____ Extracted information

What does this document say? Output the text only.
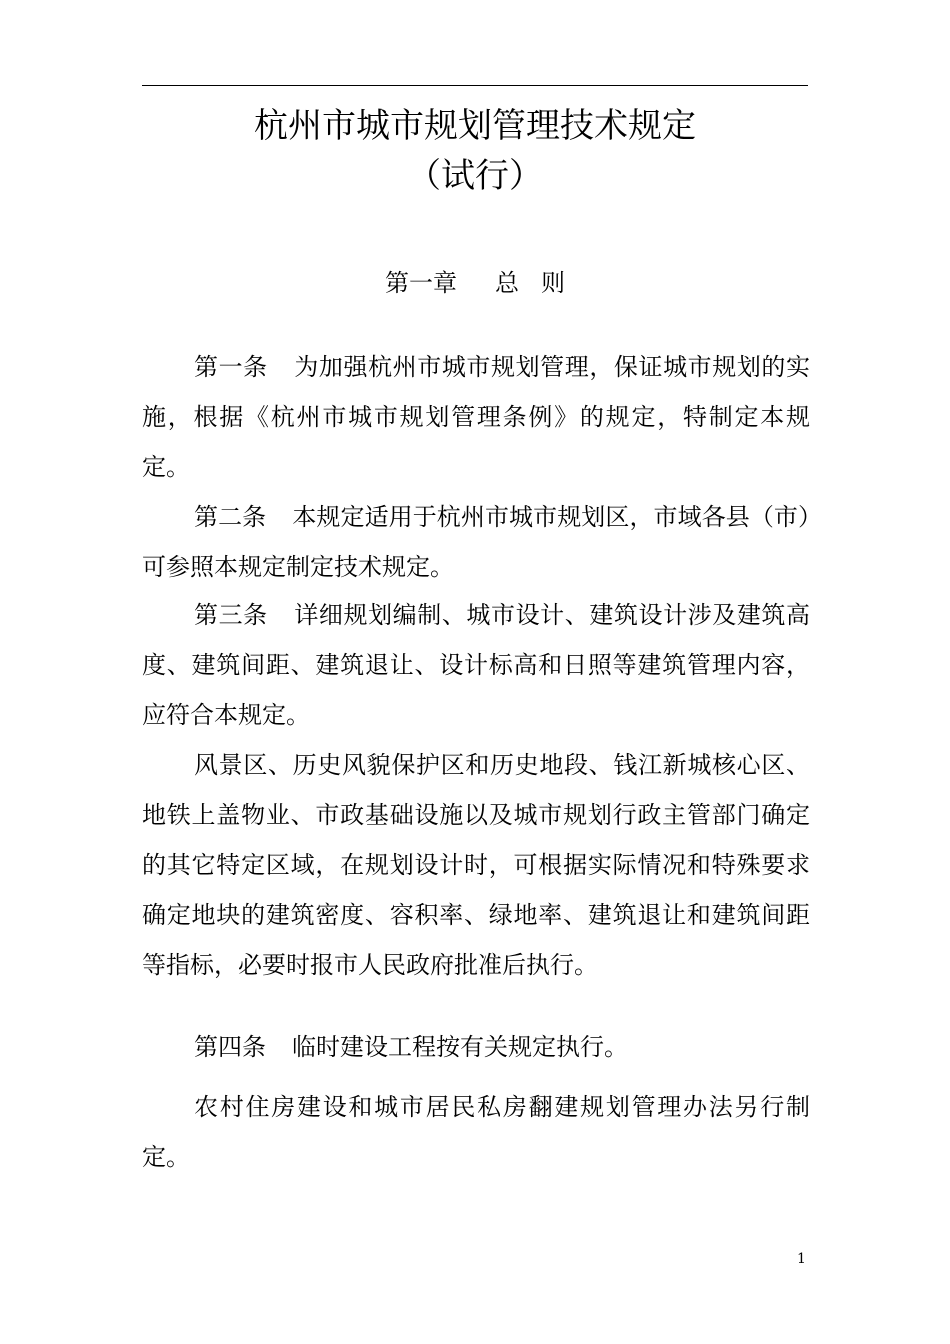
杭州市城市规划管理技术规定
（试行）
第一章 总 则

第一条 为加强杭州市城市规划管理，保证城市规划的实施，根据《杭州市城市规划管理条例》的规定，特制定本规定。

第二条 本规定适用于杭州市城市规划区，市域各县（市）可参照本规定制定技术规定。

第三条 详细规划编制、城市设计、建筑设计涉及建筑高度、建筑间距、建筑退让、设计标高和日照等建筑管理内容，应符合本规定。

风景区、历史风貌保护区和历史地段、钱江新城核心区、地铁上盖物业、市政基础设施以及城市规划行政主管部门确定的其它特定区域，在规划设计时，可根据实际情况和特殊要求确定地块的建筑密度、容积率、绿地率、建筑退让和建筑间距等指标，必要时报市人民政府批准后执行。

第四条 临时建设工程按有关规定执行。

农村住房建设和城市居民私房翻建规划管理办法另行制定。

1
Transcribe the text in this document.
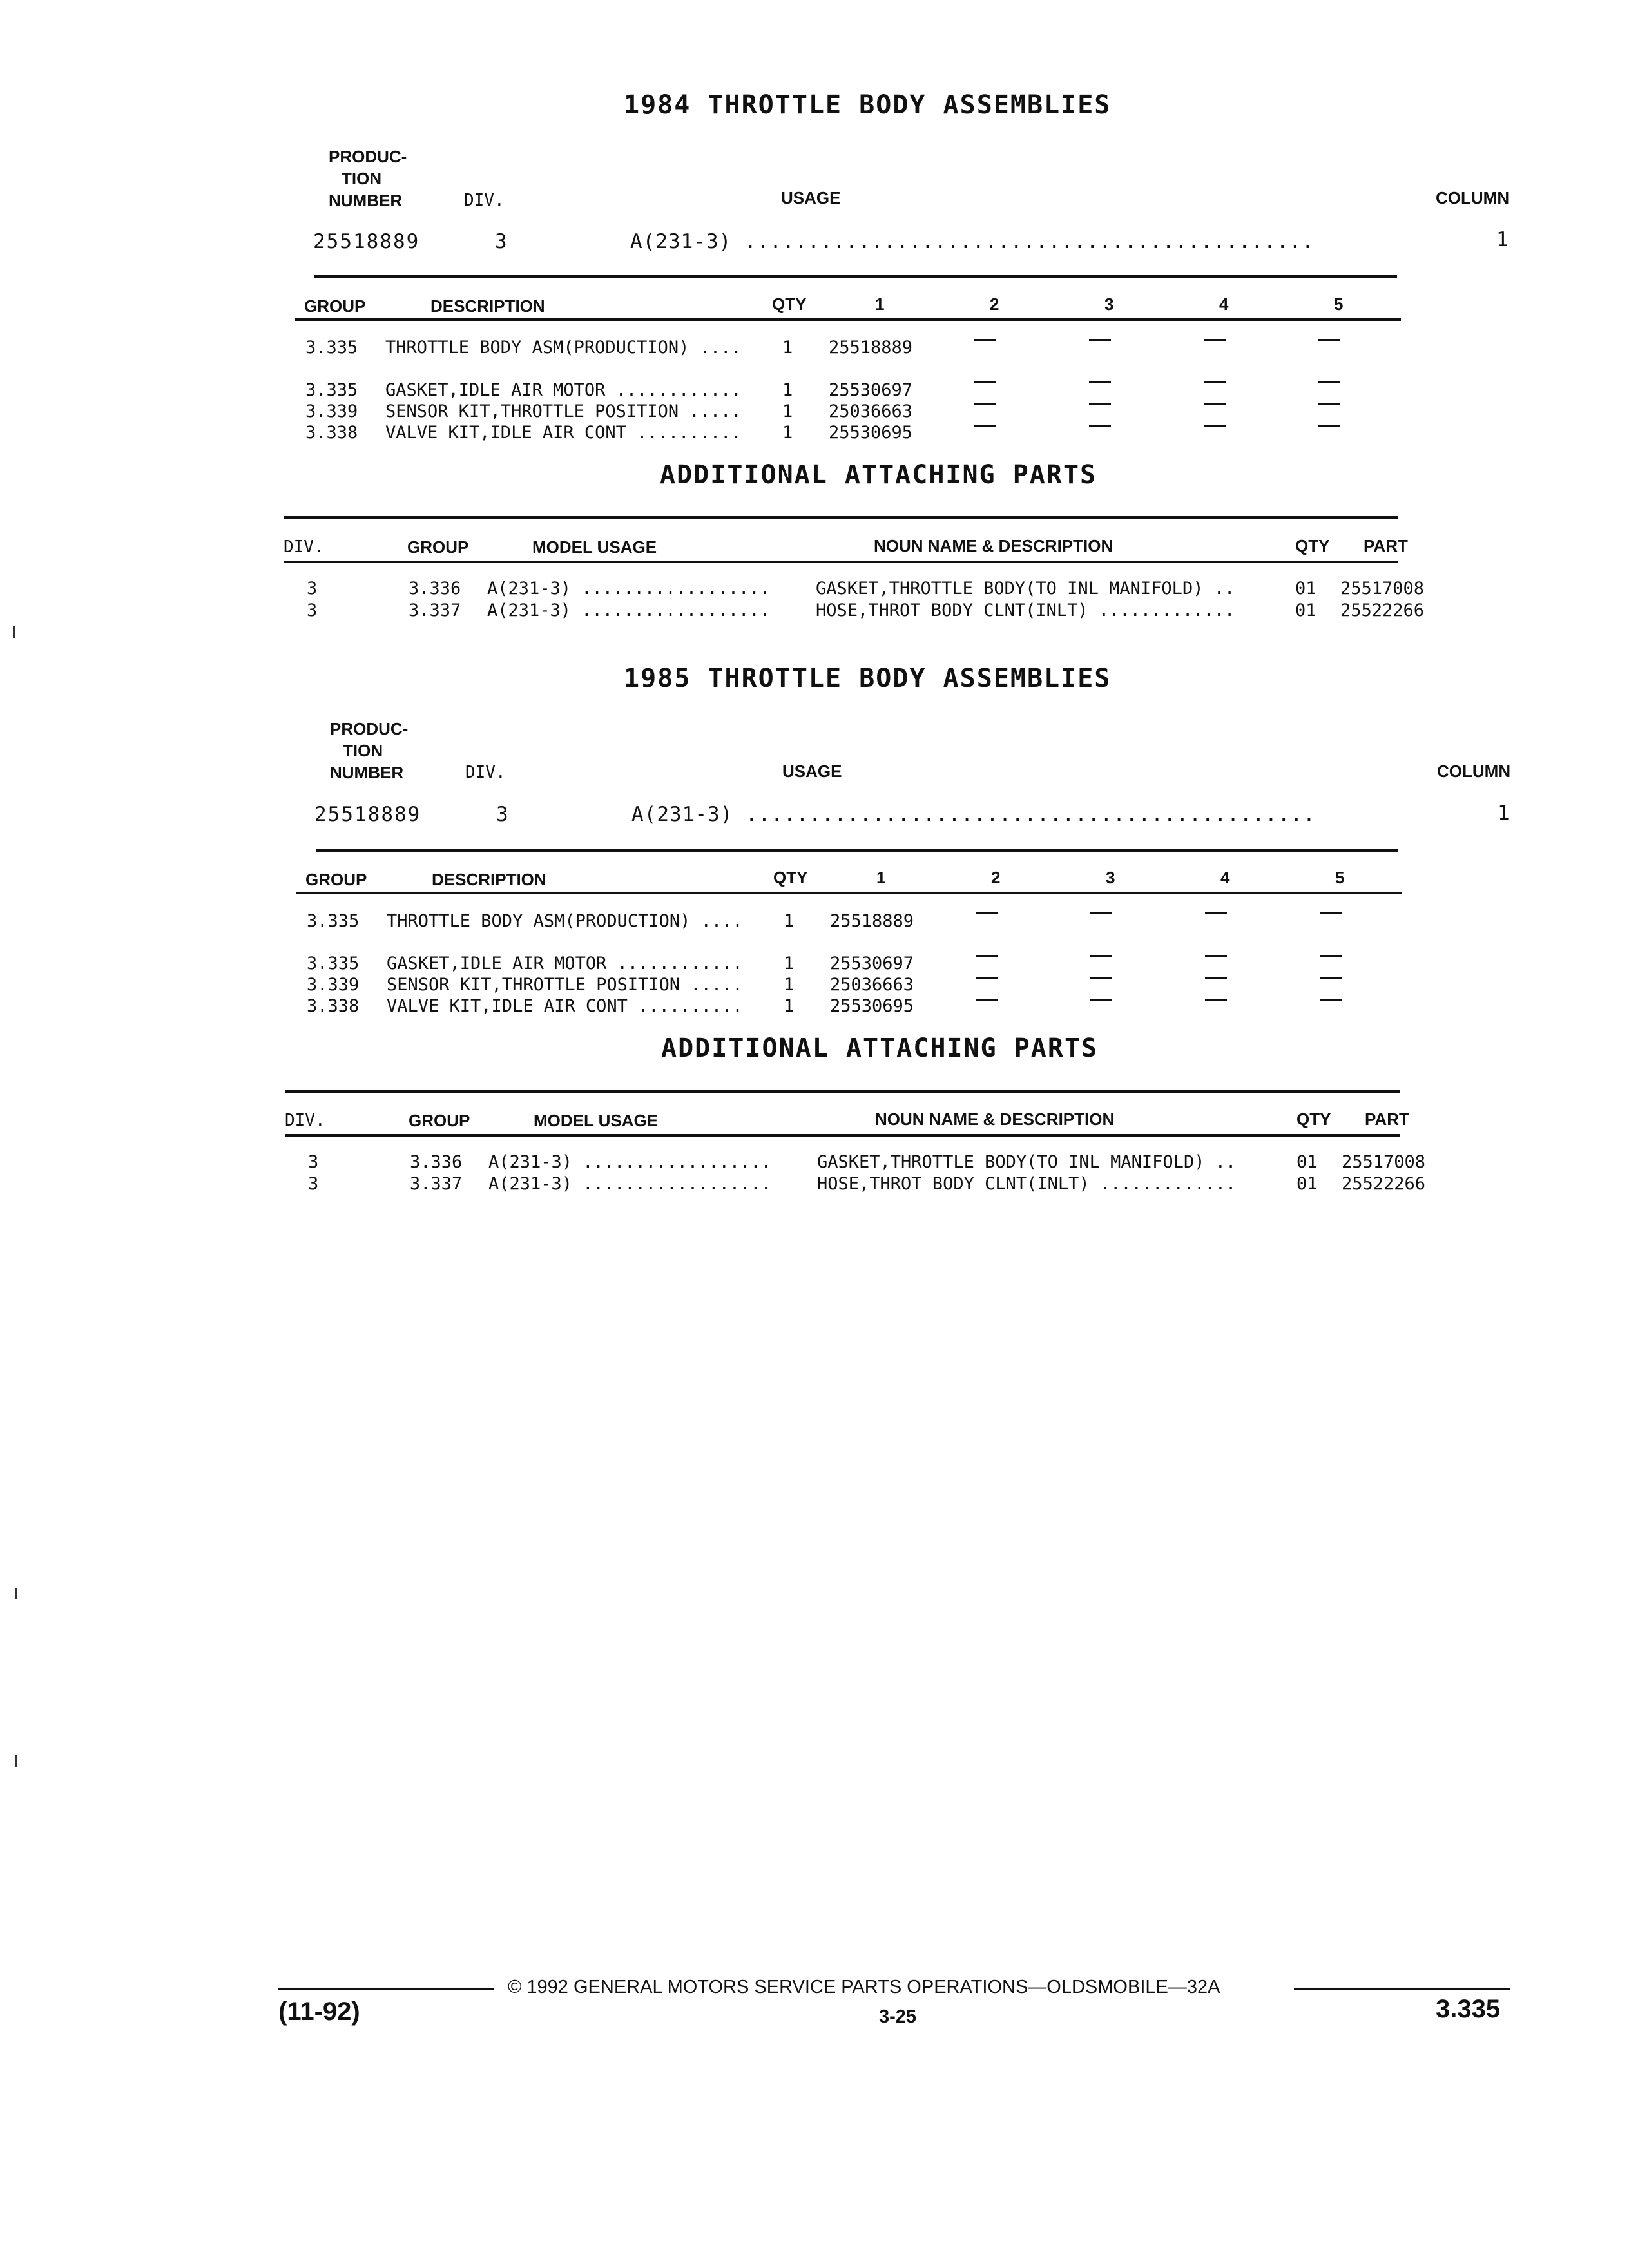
1984 THROTTLE BODY ASSEMBLIES
PRODUC-
TION
NUMBER	DIV.	USAGE	COLUMN
25518889	3	A(231-3) .............................................	1
GROUP	DESCRIPTION	QTY	1	2	3	4	5
3.335 THROTTLE BODY ASM(PRODUCTION) .... 1 25518889
3.335 GASKET,IDLE AIR MOTOR ............ 1 25530697
3.339 SENSOR KIT,THROTTLE POSITION ..... 1 25036663
3.338 VALVE KIT,IDLE AIR CONT .......... 1 25530695
ADDITIONAL ATTACHING PARTS
DIV.	GROUP	MODEL USAGE	NOUN NAME & DESCRIPTION	QTY PART
3	3.336 A(231-3) ..................	GASKET,THROTTLE BODY(TO INL MANIFOLD) ..	01 25517008
3	3.337 A(231-3) ..................	HOSE,THROT BODY CLNT(INLT) .............	01 25522266
1985 THROTTLE BODY ASSEMBLIES
PRODUC-
TION
NUMBER	DIV.	USAGE	COLUMN
25518889	3	A(231-3) .............................................	1
GROUP	DESCRIPTION	QTY	1	2	3	4	5
3.335 THROTTLE BODY ASM(PRODUCTION) .... 1 25518889
3.335 GASKET,IDLE AIR MOTOR ............ 1 25530697
3.339 SENSOR KIT,THROTTLE POSITION ..... 1 25036663
3.338 VALVE KIT,IDLE AIR CONT .......... 1 25530695
ADDITIONAL ATTACHING PARTS
DIV.	GROUP	MODEL USAGE	NOUN NAME & DESCRIPTION	QTY PART
3	3.336 A(231-3) ..................	GASKET,THROTTLE BODY(TO INL MANIFOLD) ..	01 25517008
3	3.337 A(231-3) ..................	HOSE,THROT BODY CLNT(INLT) .............	01 25522266
© 1992 GENERAL MOTORS SERVICE PARTS OPERATIONS—OLDSMOBILE—32A
(11-92)	3-25	3.335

________

* _What you have to do_
Print out the whole of the material word for word, without pictures.

* _Answer to the task_
What does this document say? Output the text only.
杭州市城市规划管理技术规定
（试行）
第一章 总 则

第一条 为加强杭州市城市规划管理，保证城市规划的实施，根据《杭州市城市规划管理条例》的规定，特制定本规定。

第二条 本规定适用于杭州市城市规划区，市域各县（市）可参照本规定制定技术规定。

第三条 详细规划编制、城市设计、建筑设计涉及建筑高度、建筑间距、建筑退让、设计标高和日照等建筑管理内容，应符合本规定。

风景区、历史风貌保护区和历史地段、钱江新城核心区、地铁上盖物业、市政基础设施以及城市规划行政主管部门确定的其它特定区域，在规划设计时，可根据实际情况和特殊要求确定地块的建筑密度、容积率、绿地率、建筑退让和建筑间距等指标，必要时报市人民政府批准后执行。

第四条 临时建设工程按有关规定执行。

农村住房建设和城市居民私房翻建规划管理办法另行制定。

1
Transcribe the text in this document.
1984 THROTTLE BODY ASSEMBLIES
PRODUC-
TION
NUMBER	DIV.	USAGE	COLUMN
25518889	3	A(231-3) .............................................	1
GROUP	DESCRIPTION	QTY	1	2	3	4	5
3.335 THROTTLE BODY ASM(PRODUCTION) .... 1 25518889
3.335 GASKET,IDLE AIR MOTOR ............ 1 25530697
3.339 SENSOR KIT,THROTTLE POSITION ..... 1 25036663
3.338 VALVE KIT,IDLE AIR CONT .......... 1 25530695
ADDITIONAL ATTACHING PARTS
DIV.	GROUP	MODEL USAGE	NOUN NAME & DESCRIPTION	QTY PART
3	3.336 A(231-3) ..................	GASKET,THROTTLE BODY(TO INL MANIFOLD) ..	01 25517008
3	3.337 A(231-3) ..................	HOSE,THROT BODY CLNT(INLT) .............	01 25522266
1985 THROTTLE BODY ASSEMBLIES
PRODUC-
TION
NUMBER	DIV.	USAGE	COLUMN
25518889	3	A(231-3) .............................................	1
GROUP	DESCRIPTION	QTY	1	2	3	4	5
3.335 THROTTLE BODY ASM(PRODUCTION) .... 1 25518889
3.335 GASKET,IDLE AIR MOTOR ............ 1 25530697
3.339 SENSOR KIT,THROTTLE POSITION ..... 1 25036663
3.338 VALVE KIT,IDLE AIR CONT .......... 1 25530695
ADDITIONAL ATTACHING PARTS
DIV.	GROUP	MODEL USAGE	NOUN NAME & DESCRIPTION	QTY PART
3	3.336 A(231-3) ..................	GASKET,THROTTLE BODY(TO INL MANIFOLD) ..	01 25517008
3	3.337 A(231-3) ..................	HOSE,THROT BODY CLNT(INLT) .............	01 25522266
© 1992 GENERAL MOTORS SERVICE PARTS OPERATIONS—OLDSMOBILE—32A
(11-92)	3-25	3.335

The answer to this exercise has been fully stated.